** begin **

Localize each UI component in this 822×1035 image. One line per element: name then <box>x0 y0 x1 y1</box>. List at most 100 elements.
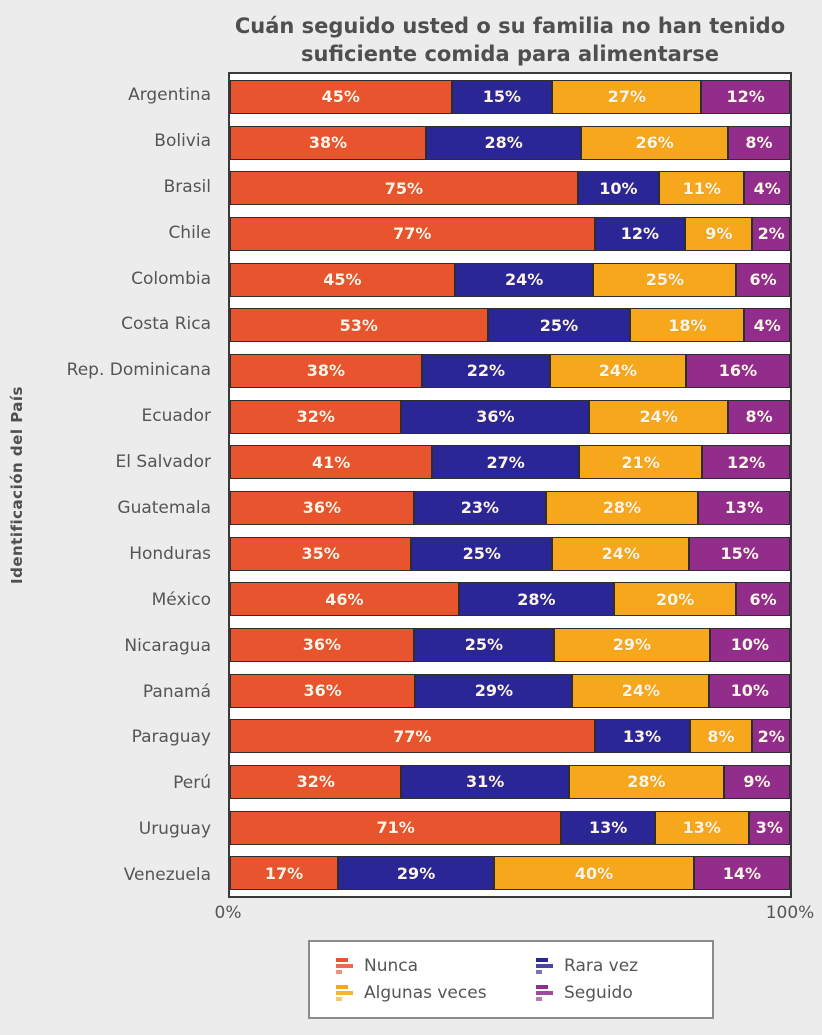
stacked-bar-mexico: 46% 28% 20% 6% <box>230 582 790 617</box>
bar-segment-seguido: 9% <box>723 764 790 799</box>
bar-row-brasil: 75% 10% 11% 4% <box>230 165 790 211</box>
bar-value-label: 16% <box>718 361 758 381</box>
bar-row-paraguay: 77% 13% 8% 2% <box>230 713 790 759</box>
category-label-nicaragua: Nicaragua <box>124 635 211 656</box>
legend-item-nunca: Nunca <box>336 956 536 976</box>
bar-segment-nunca: 36% <box>230 673 416 708</box>
bar-segment-nunca: 53% <box>230 308 488 343</box>
legend-label: Nunca <box>364 956 419 976</box>
bar-row-venezuela: 17% 29% 40% 14% <box>230 850 790 896</box>
bar-segment-rara-vez: 15% <box>451 79 553 114</box>
bar-segment-seguido: 14% <box>693 856 790 891</box>
category-label-honduras: Honduras <box>129 543 211 564</box>
bar-segment-nunca: 38% <box>230 125 427 160</box>
category-label-chile: Chile <box>168 222 211 243</box>
category-labels: Argentina Bolivia Brasil Chile Colombia Costa… <box>0 72 220 898</box>
bar-value-label: 18% <box>668 315 707 335</box>
bar-value-label: 40% <box>574 863 614 883</box>
bar-segment-nunca: 32% <box>230 399 402 434</box>
bar-segment-seguido: 6% <box>736 582 790 617</box>
bar-segment-nunca: 77% <box>230 216 595 251</box>
legend-bars-icon <box>336 958 353 974</box>
bar-value-label: 32% <box>296 772 335 792</box>
legend-label: Algunas veces <box>364 983 487 1003</box>
stacked-bar-brasil: 75% 10% 11% 4% <box>230 171 790 206</box>
bar-segment-algunas-veces: 28% <box>545 490 698 525</box>
bar-value-label: 25% <box>539 315 579 335</box>
stacked-bar-ecuador: 32% 36% 24% 8% <box>230 399 791 434</box>
bar-value-label: 36% <box>302 498 342 518</box>
bar-segment-rara-vez: 36% <box>401 399 590 434</box>
stacked-bar-nicaragua: 36% 25% 29% 10% <box>230 627 790 662</box>
plot-area: 45% 15% 27% 12% 38% 28% 26% 8% 75% 10% 11% 4% 77% 12%… <box>228 72 792 898</box>
bar-value-label: 25% <box>645 270 684 290</box>
bar-value-label: 6% <box>749 270 777 290</box>
legend-label: Seguido <box>564 983 633 1003</box>
bar-segment-rara-vez: 24% <box>454 262 594 297</box>
stacked-bar-el-salvador: 41% 27% 21% 12% <box>230 445 790 480</box>
stacked-bar-bolivia: 38% 28% 26% 8% <box>230 125 790 160</box>
bar-value-label: 29% <box>612 635 651 655</box>
bar-row-el-salvador: 41% 27% 21% 12% <box>230 439 790 485</box>
bar-value-label: 13% <box>622 726 662 746</box>
bar-segment-algunas-veces: 8% <box>689 719 753 754</box>
legend-item-algunas-veces: Algunas veces <box>336 983 536 1003</box>
bar-value-label: 31% <box>466 772 505 792</box>
legend-label: Rara vez <box>564 956 639 976</box>
legend-item-seguido: Seguido <box>536 983 712 1003</box>
bar-value-label: 28% <box>602 498 642 518</box>
bar-segment-nunca: 17% <box>230 856 339 891</box>
bar-value-label: 22% <box>466 361 505 381</box>
category-label-costa-rica: Costa Rica <box>121 314 211 335</box>
bar-value-label: 36% <box>302 635 342 655</box>
bar-value-label: 77% <box>393 726 432 746</box>
bar-value-label: 29% <box>396 863 436 883</box>
bar-value-label: 6% <box>749 589 777 609</box>
bar-segment-algunas-veces: 20% <box>613 582 737 617</box>
bar-segment-seguido: 10% <box>709 673 790 708</box>
bar-segment-rara-vez: 23% <box>413 490 546 525</box>
legend: Nunca Rara vez Algunas veces Seguido <box>308 940 714 1019</box>
legend-bars-icon <box>336 985 353 1001</box>
bar-row-argentina: 45% 15% 27% 12% <box>230 74 790 120</box>
bar-value-label: 27% <box>486 452 525 472</box>
bar-value-label: 28% <box>627 772 666 792</box>
bar-segment-rara-vez: 13% <box>594 719 690 754</box>
bar-segment-seguido: 6% <box>736 262 790 297</box>
category-label-bolivia: Bolivia <box>154 130 211 151</box>
bar-segment-seguido: 3% <box>748 810 791 845</box>
category-label-argentina: Argentina <box>128 84 211 105</box>
bar-segment-rara-vez: 25% <box>411 536 553 571</box>
stacked-bar-uruguay: 71% 13% 13% 3% <box>230 810 791 845</box>
bar-value-label: 24% <box>639 407 678 427</box>
x-axis-tick-0: 0% <box>214 903 242 923</box>
bar-value-label: 38% <box>308 133 348 152</box>
chart-title-line2: suficiente comida para alimentarse <box>301 42 719 67</box>
bar-segment-rara-vez: 22% <box>421 353 550 388</box>
bar-value-label: 4% <box>753 178 781 198</box>
chart-title: Cuán seguido usted o su familia no han t… <box>198 12 822 69</box>
bar-segment-seguido: 2% <box>752 719 790 754</box>
bar-row-nicaragua: 36% 25% 29% 10% <box>230 622 790 668</box>
bar-segment-algunas-veces: 11% <box>659 171 745 206</box>
bar-row-peru: 32% 31% 28% 9% <box>230 759 790 805</box>
bar-value-label: 14% <box>722 863 762 883</box>
bar-segment-algunas-veces: 18% <box>630 308 745 343</box>
bar-segment-algunas-veces: 25% <box>593 262 737 297</box>
bar-segment-seguido: 16% <box>685 353 790 388</box>
bar-segment-rara-vez: 28% <box>426 125 582 160</box>
bar-value-label: 21% <box>621 452 660 472</box>
bar-segment-nunca: 45% <box>230 262 455 297</box>
bar-segment-nunca: 38% <box>230 353 422 388</box>
bar-value-label: 27% <box>607 87 646 107</box>
bar-segment-algunas-veces: 24% <box>549 353 686 388</box>
stacked-bar-chile: 77% 12% 9% 2% <box>230 216 790 251</box>
bar-segment-nunca: 36% <box>230 627 414 662</box>
bar-segment-nunca: 77% <box>230 719 595 754</box>
bar-value-label: 3% <box>755 818 783 838</box>
bar-segment-nunca: 41% <box>230 445 433 480</box>
bar-segment-nunca: 46% <box>230 582 459 617</box>
bar-value-label: 36% <box>476 407 515 427</box>
bar-value-label: 28% <box>517 589 556 609</box>
bar-value-label: 13% <box>724 498 764 518</box>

** end **

| Work to complete |
Copy out all of the items above verbatim, omitting the pictures.

| Answer for this exercise |
Localize each UI component in this 822×1035 image. One line per element: name then <box>x0 y0 x1 y1</box>. List at most 100 elements.
stacked-bar-mexico: 46% 28% 20% 6% <box>230 582 790 617</box>
bar-segment-seguido: 9% <box>723 764 790 799</box>
bar-row-brasil: 75% 10% 11% 4% <box>230 165 790 211</box>
bar-value-label: 16% <box>718 361 758 381</box>
bar-row-paraguay: 77% 13% 8% 2% <box>230 713 790 759</box>
category-label-nicaragua: Nicaragua <box>124 635 211 656</box>
legend-item-nunca: Nunca <box>336 956 536 976</box>
bar-segment-nunca: 36% <box>230 673 416 708</box>
bar-segment-nunca: 53% <box>230 308 488 343</box>
legend-label: Nunca <box>364 956 419 976</box>
bar-row-venezuela: 17% 29% 40% 14% <box>230 850 790 896</box>
bar-segment-rara-vez: 15% <box>451 79 553 114</box>
bar-segment-seguido: 14% <box>693 856 790 891</box>
category-label-honduras: Honduras <box>129 543 211 564</box>
bar-segment-nunca: 38% <box>230 125 427 160</box>
category-label-chile: Chile <box>168 222 211 243</box>
category-labels: Argentina Bolivia Brasil Chile Colombia Costa… <box>0 72 220 898</box>
bar-value-label: 18% <box>668 315 707 335</box>
bar-value-label: 40% <box>574 863 614 883</box>
bar-segment-nunca: 32% <box>230 399 402 434</box>
bar-segment-seguido: 6% <box>736 582 790 617</box>
bar-segment-nunca: 77% <box>230 216 595 251</box>
legend-bars-icon <box>336 958 353 974</box>
bar-value-label: 32% <box>296 772 335 792</box>
legend-label: Algunas veces <box>364 983 487 1003</box>
stacked-bar-brasil: 75% 10% 11% 4% <box>230 171 790 206</box>
bar-segment-algunas-veces: 28% <box>545 490 698 525</box>
bar-value-label: 25% <box>539 315 579 335</box>
stacked-bar-ecuador: 32% 36% 24% 8% <box>230 399 791 434</box>
bar-value-label: 36% <box>302 498 342 518</box>
bar-segment-rara-vez: 36% <box>401 399 590 434</box>
stacked-bar-nicaragua: 36% 25% 29% 10% <box>230 627 790 662</box>
plot-area: 45% 15% 27% 12% 38% 28% 26% 8% 75% 10% 11% 4% 77% 12%… <box>228 72 792 898</box>
bar-value-label: 25% <box>645 270 684 290</box>
bar-value-label: 6% <box>749 270 777 290</box>
legend-label: Seguido <box>564 983 633 1003</box>
bar-segment-rara-vez: 24% <box>454 262 594 297</box>
stacked-bar-el-salvador: 41% 27% 21% 12% <box>230 445 790 480</box>
stacked-bar-bolivia: 38% 28% 26% 8% <box>230 125 790 160</box>
bar-value-label: 29% <box>612 635 651 655</box>
bar-row-el-salvador: 41% 27% 21% 12% <box>230 439 790 485</box>
bar-value-label: 13% <box>622 726 662 746</box>
bar-segment-algunas-veces: 8% <box>689 719 753 754</box>
legend-item-algunas-veces: Algunas veces <box>336 983 536 1003</box>
bar-value-label: 31% <box>466 772 505 792</box>
legend-label: Rara vez <box>564 956 639 976</box>
legend-item-seguido: Seguido <box>536 983 712 1003</box>
bar-value-label: 28% <box>602 498 642 518</box>
bar-segment-nunca: 17% <box>230 856 339 891</box>
bar-value-label: 22% <box>466 361 505 381</box>
category-label-costa-rica: Costa Rica <box>121 314 211 335</box>
bar-value-label: 36% <box>302 635 342 655</box>
bar-value-label: 77% <box>393 726 432 746</box>
bar-value-label: 29% <box>396 863 436 883</box>
bar-value-label: 6% <box>749 589 777 609</box>
bar-segment-algunas-veces: 20% <box>613 582 737 617</box>
bar-segment-seguido: 10% <box>709 673 790 708</box>
bar-segment-rara-vez: 23% <box>413 490 546 525</box>
legend: Nunca Rara vez Algunas veces Seguido <box>308 940 714 1019</box>
legend-bars-icon <box>336 985 353 1001</box>
bar-row-argentina: 45% 15% 27% 12% <box>230 74 790 120</box>
bar-value-label: 27% <box>486 452 525 472</box>
bar-value-label: 28% <box>627 772 666 792</box>
bar-segment-rara-vez: 13% <box>594 719 690 754</box>
bar-segment-seguido: 6% <box>736 262 790 297</box>
category-label-bolivia: Bolivia <box>154 130 211 151</box>
bar-segment-seguido: 3% <box>748 810 791 845</box>
category-label-argentina: Argentina <box>128 84 211 105</box>
bar-segment-rara-vez: 25% <box>411 536 553 571</box>
stacked-bar-uruguay: 71% 13% 13% 3% <box>230 810 791 845</box>
bar-value-label: 24% <box>639 407 678 427</box>
x-axis-tick-0: 0% <box>214 903 242 923</box>
bar-value-label: 38% <box>308 133 348 152</box>
chart-title-line2: suficiente comida para alimentarse <box>301 42 719 67</box>
bar-segment-rara-vez: 22% <box>421 353 550 388</box>
bar-value-label: 4% <box>753 178 781 198</box>
chart-title: Cuán seguido usted o su familia no han t… <box>198 12 822 69</box>
bar-segment-seguido: 2% <box>752 719 790 754</box>
bar-row-nicaragua: 36% 25% 29% 10% <box>230 622 790 668</box>
bar-segment-algunas-veces: 11% <box>659 171 745 206</box>
bar-row-peru: 32% 31% 28% 9% <box>230 759 790 805</box>
bar-value-label: 14% <box>722 863 762 883</box>
bar-segment-algunas-veces: 18% <box>630 308 745 343</box>
bar-segment-algunas-veces: 25% <box>593 262 737 297</box>
bar-segment-seguido: 16% <box>685 353 790 388</box>
bar-segment-rara-vez: 28% <box>426 125 582 160</box>
bar-value-label: 21% <box>621 452 660 472</box>
bar-segment-nunca: 45% <box>230 262 455 297</box>
bar-segment-nunca: 38% <box>230 353 422 388</box>
bar-value-label: 27% <box>607 87 646 107</box>
bar-segment-algunas-veces: 24% <box>549 353 686 388</box>
stacked-bar-chile: 77% 12% 9% 2% <box>230 216 790 251</box>
bar-segment-nunca: 36% <box>230 627 414 662</box>
bar-segment-nunca: 77% <box>230 719 595 754</box>
bar-value-label: 3% <box>755 818 783 838</box>
bar-segment-nunca: 41% <box>230 445 433 480</box>
bar-segment-nunca: 46% <box>230 582 459 617</box>
bar-value-label: 36% <box>476 407 515 427</box>
bar-value-label: 28% <box>517 589 556 609</box>
bar-value-label: 13% <box>724 498 764 518</box>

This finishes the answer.